Instruções da tarefa
Devolva o texto sobre o debate das línguas na ciência inteiro, palavra por palavra, sem mudar nada.

======== Texto extraído

Neste ano, a primeira iniciativa foi a organização de um debate ao redor do tema "As línguas na produção de conhecimento científico e na educação superior”, realizado no dia 16 de março, no prédio de Letras da Faculdade.
O evento teve a mediação da docente do Departamento de Letras Modernas da FFLCH Maite Celada; com participação dos professores: Rainer Enrique Hamel, da Universidad Autónoma Metropolitana (UAM), do México; Vladimir Safatle, do Departamento de Filosofia e presidente da Comissão de Cooperação Internacional (CCInt) da FFLCH; e de André Frazão Helene, do Instituto de Biociências (IB) da USP.
“Mal inglês”
Na ocasião, Safatle disse que uma das consequências do monopólio do inglês é o fato de que “os pesquisadores acabam escrevendo em uma terceira língua, que não é nem português e nem inglês, mas sim um “mal inglês”, o que acaba tendo um impacto sobre a própria qualidade dos textos” e comprometendo a capacidade de escrita e a potencialidade da própria produção de conhecimento.

================
======== Conjunto de dados

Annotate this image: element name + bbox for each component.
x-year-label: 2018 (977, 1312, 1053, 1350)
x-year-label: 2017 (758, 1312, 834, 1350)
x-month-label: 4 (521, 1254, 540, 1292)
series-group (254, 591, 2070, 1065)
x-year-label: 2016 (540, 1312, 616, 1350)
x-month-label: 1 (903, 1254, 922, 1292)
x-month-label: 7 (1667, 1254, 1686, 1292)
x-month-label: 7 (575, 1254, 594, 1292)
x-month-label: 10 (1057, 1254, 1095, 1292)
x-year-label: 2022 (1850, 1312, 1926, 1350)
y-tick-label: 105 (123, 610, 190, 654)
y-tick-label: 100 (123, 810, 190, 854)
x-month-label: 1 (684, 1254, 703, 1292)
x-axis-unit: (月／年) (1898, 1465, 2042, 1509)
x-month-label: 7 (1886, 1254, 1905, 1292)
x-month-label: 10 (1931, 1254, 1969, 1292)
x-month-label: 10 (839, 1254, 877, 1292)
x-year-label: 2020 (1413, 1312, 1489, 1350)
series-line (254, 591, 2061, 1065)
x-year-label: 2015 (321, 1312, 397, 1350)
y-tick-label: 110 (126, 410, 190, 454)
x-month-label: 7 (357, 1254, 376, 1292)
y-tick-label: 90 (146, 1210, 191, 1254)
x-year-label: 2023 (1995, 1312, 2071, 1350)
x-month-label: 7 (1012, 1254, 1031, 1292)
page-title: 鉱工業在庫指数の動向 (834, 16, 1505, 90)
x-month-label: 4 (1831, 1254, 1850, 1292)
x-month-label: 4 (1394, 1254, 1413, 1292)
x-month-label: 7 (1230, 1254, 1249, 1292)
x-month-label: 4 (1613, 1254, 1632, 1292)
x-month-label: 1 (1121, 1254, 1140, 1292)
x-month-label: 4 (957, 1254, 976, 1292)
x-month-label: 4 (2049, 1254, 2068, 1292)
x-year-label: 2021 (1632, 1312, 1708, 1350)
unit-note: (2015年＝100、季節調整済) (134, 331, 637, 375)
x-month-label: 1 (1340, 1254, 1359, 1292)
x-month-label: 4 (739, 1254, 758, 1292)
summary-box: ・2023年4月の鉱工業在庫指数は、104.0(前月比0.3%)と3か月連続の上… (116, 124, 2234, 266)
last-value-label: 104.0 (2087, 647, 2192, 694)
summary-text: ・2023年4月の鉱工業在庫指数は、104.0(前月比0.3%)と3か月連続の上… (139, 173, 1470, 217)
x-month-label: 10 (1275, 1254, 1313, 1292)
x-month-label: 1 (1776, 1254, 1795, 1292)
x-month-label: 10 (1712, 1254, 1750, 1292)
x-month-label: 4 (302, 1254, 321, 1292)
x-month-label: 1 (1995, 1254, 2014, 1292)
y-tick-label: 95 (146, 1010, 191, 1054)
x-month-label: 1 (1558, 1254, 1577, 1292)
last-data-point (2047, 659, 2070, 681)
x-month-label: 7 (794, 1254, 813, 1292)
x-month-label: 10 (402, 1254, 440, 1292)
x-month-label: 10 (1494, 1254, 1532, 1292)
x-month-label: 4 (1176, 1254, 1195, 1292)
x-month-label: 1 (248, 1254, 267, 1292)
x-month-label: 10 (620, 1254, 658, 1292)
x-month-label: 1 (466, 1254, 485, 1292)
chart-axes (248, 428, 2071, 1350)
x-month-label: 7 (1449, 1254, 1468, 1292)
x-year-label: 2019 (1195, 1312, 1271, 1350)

================

Resposta escrita
Neste ano, a primeira iniciativa foi a organização de um debate ao redor do tema "As línguas na produção de conhecimento científico e na educação superior”, realizado no dia 16 de março, no prédio de Letras da Faculdade.
O evento teve a mediação da docente do Departamento de Letras Modernas da FFLCH Maite Celada; com participação dos professores: Rainer Enrique Hamel, da Universidad Autónoma Metropolitana (UAM), do México; Vladimir Safatle, do Departamento de Filosofia e presidente da Comissão de Cooperação Internacional (CCInt) da FFLCH; e de André Frazão Helene, do Instituto de Biociências (IB) da USP.
“Mal inglês”
Na ocasião, Safatle disse que uma das consequências do monopólio do inglês é o fato de que “os pesquisadores acabam escrevendo em uma terceira língua, que não é nem português e nem inglês, mas sim um “mal inglês”, o que acaba tendo um impacto sobre a própria qualidade dos textos” e comprometendo a capacidade de escrita e a potencialidade da própria produção de conhecimento.